● Task objective:
Copy the data that follows, character for character, minus the pictures.

━━━━━ Material ━━━━━

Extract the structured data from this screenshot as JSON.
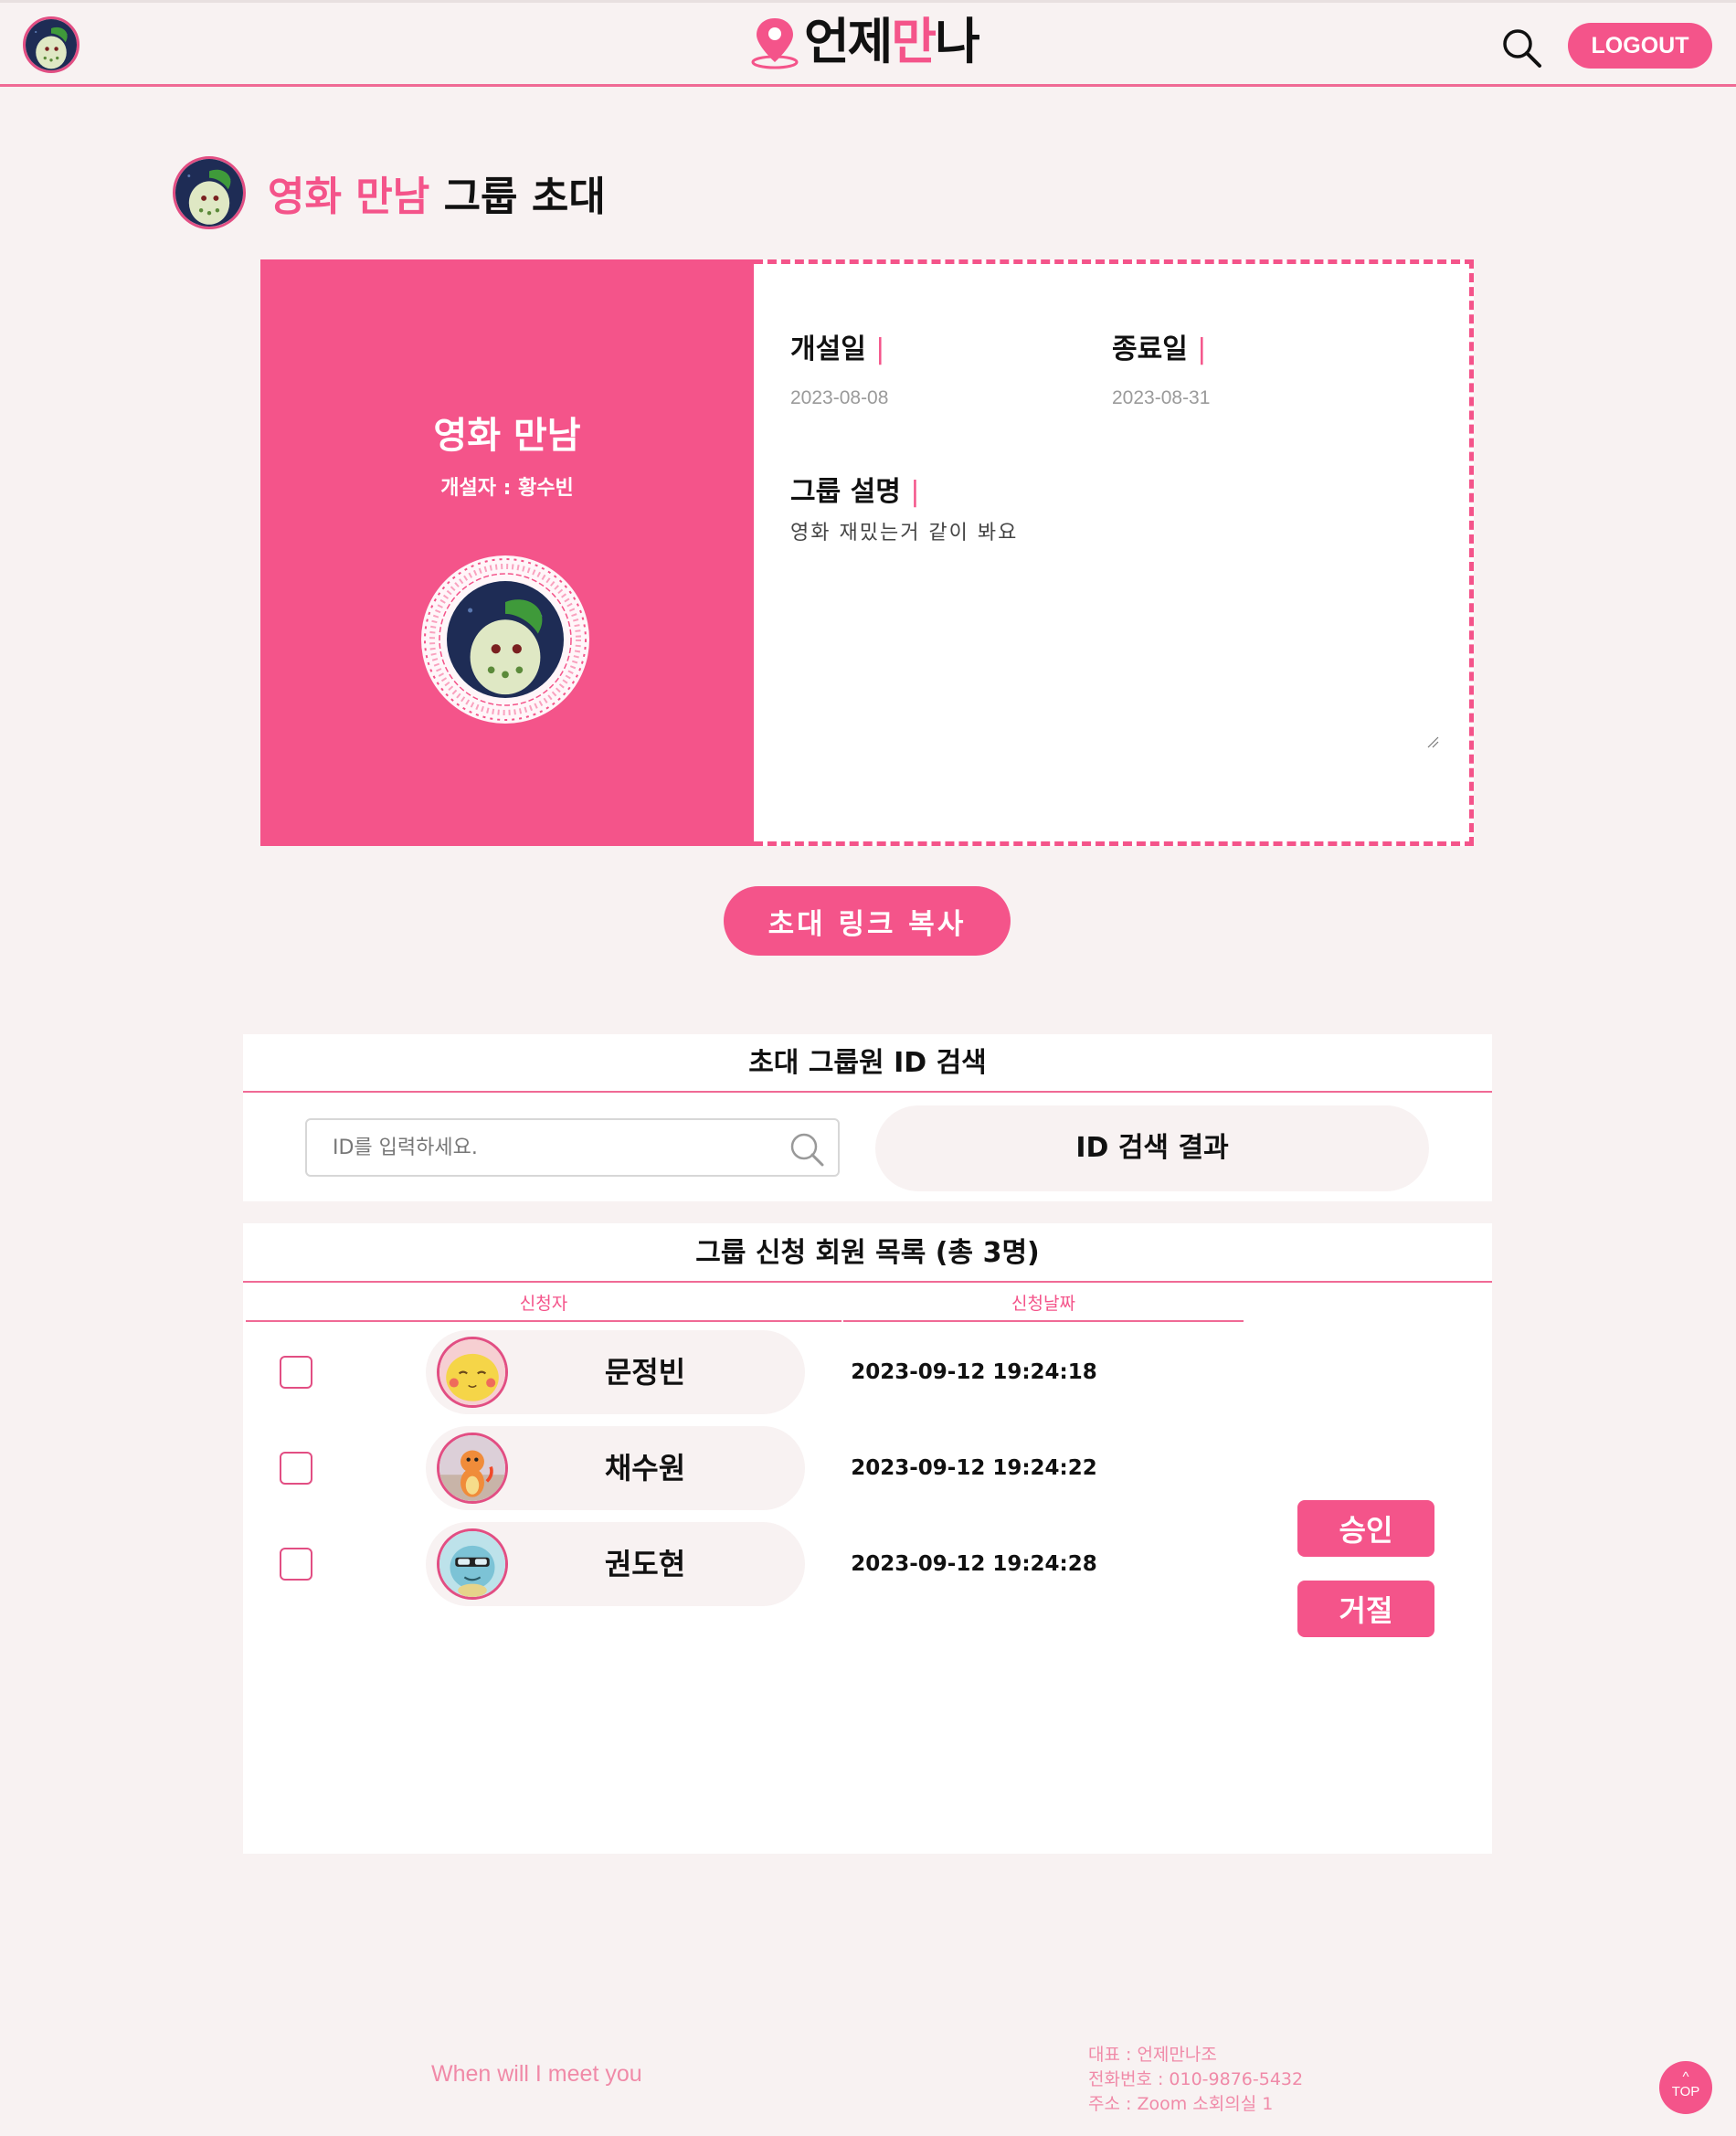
{
  "header": {
    "logo_part1": "언제",
    "logo_part2": "만",
    "logo_part3": "나",
    "logout_label": "LOGOUT",
    "icons": {
      "search": "search-icon",
      "pin": "location-pin-icon"
    }
  },
  "title": {
    "group_name": "영화 만남",
    "suffix": "그룹 초대"
  },
  "group_card": {
    "name": "영화 만남",
    "owner": "개설자 : 황수빈",
    "start_label": "개설일",
    "start_value": "2023-08-08",
    "end_label": "종료일",
    "end_value": "2023-08-31",
    "desc_label": "그룹 설명",
    "desc_value": "영화 재밌는거 같이 봐요",
    "bar": "|"
  },
  "copy_button": "초대 링크 복사",
  "search_panel": {
    "title": "초대 그룹원 ID 검색",
    "placeholder": "ID를 입력하세요.",
    "result_label": "ID 검색 결과"
  },
  "applicants": {
    "title": "그룹 신청 회원 목록 (총 3명)",
    "col_applicant": "신청자",
    "col_date": "신청날짜",
    "rows": [
      {
        "name": "문정빈",
        "date": "2023-09-12 19:24:18",
        "avatar": "pikachu-avatar"
      },
      {
        "name": "채수원",
        "date": "2023-09-12 19:24:22",
        "avatar": "charmander-avatar"
      },
      {
        "name": "권도현",
        "date": "2023-09-12 19:24:28",
        "avatar": "squirtle-avatar"
      }
    ],
    "approve_label": "승인",
    "reject_label": "거절"
  },
  "footer": {
    "slogan": "When will I meet you",
    "ceo": "대표 : 언제만나조",
    "phone": "전화번호 : 010-9876-5432",
    "address": "주소 : Zoom 소회의실 1",
    "top_arrow": "^",
    "top_label": "TOP"
  },
  "colors": {
    "accent": "#f4548a",
    "background": "#f8f2f2"
  }
}
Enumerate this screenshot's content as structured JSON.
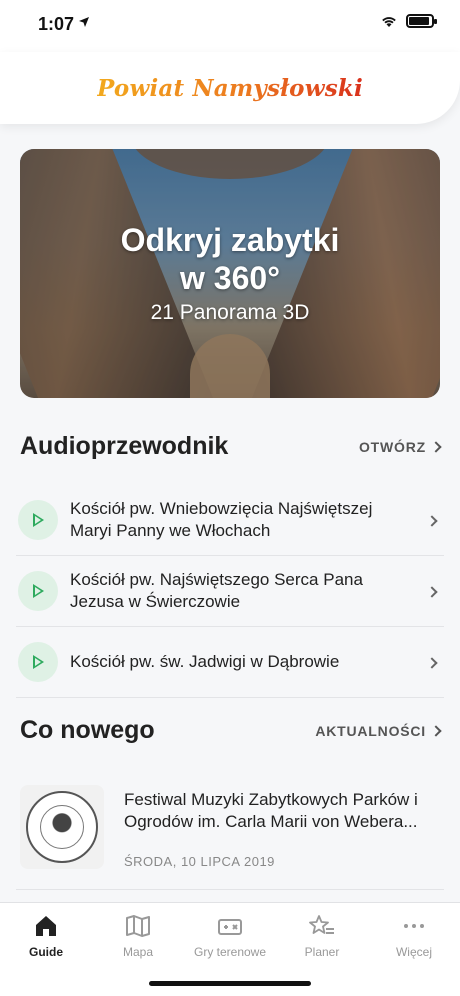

━━━━━

● Result:
Extract the structured data from this screenshot as JSON.
{
  "header": {
    "logo_part1": "언제",
    "logo_part2": "만",
    "logo_part3": "나",
    "logout_label": "LOGOUT",
    "icons": {
      "search": "search-icon",
      "pin": "location-pin-icon"
    }
  },
  "title": {
    "group_name": "영화 만남",
    "suffix": "그룹 초대"
  },
  "group_card": {
    "name": "영화 만남",
    "owner": "개설자 : 황수빈",
    "start_label": "개설일",
    "start_value": "2023-08-08",
    "end_label": "종료일",
    "end_value": "2023-08-31",
    "desc_label": "그룹 설명",
    "desc_value": "영화 재밌는거 같이 봐요",
    "bar": "|"
  },
  "copy_button": "초대 링크 복사",
  "search_panel": {
    "title": "초대 그룹원 ID 검색",
    "placeholder": "ID를 입력하세요.",
    "result_label": "ID 검색 결과"
  },
  "applicants": {
    "title": "그룹 신청 회원 목록 (총 3명)",
    "col_applicant": "신청자",
    "col_date": "신청날짜",
    "rows": [
      {
        "name": "문정빈",
        "date": "2023-09-12 19:24:18",
        "avatar": "pikachu-avatar"
      },
      {
        "name": "채수원",
        "date": "2023-09-12 19:24:22",
        "avatar": "charmander-avatar"
      },
      {
        "name": "권도현",
        "date": "2023-09-12 19:24:28",
        "avatar": "squirtle-avatar"
      }
    ],
    "approve_label": "승인",
    "reject_label": "거절"
  },
  "footer": {
    "slogan": "When will I meet you",
    "ceo": "대표 : 언제만나조",
    "phone": "전화번호 : 010-9876-5432",
    "address": "주소 : Zoom 소회의실 1",
    "top_arrow": "^",
    "top_label": "TOP"
  },
  "colors": {
    "accent": "#f4548a",
    "background": "#f8f2f2"
  }
}
Enumerate this screenshot's content as structured JSON.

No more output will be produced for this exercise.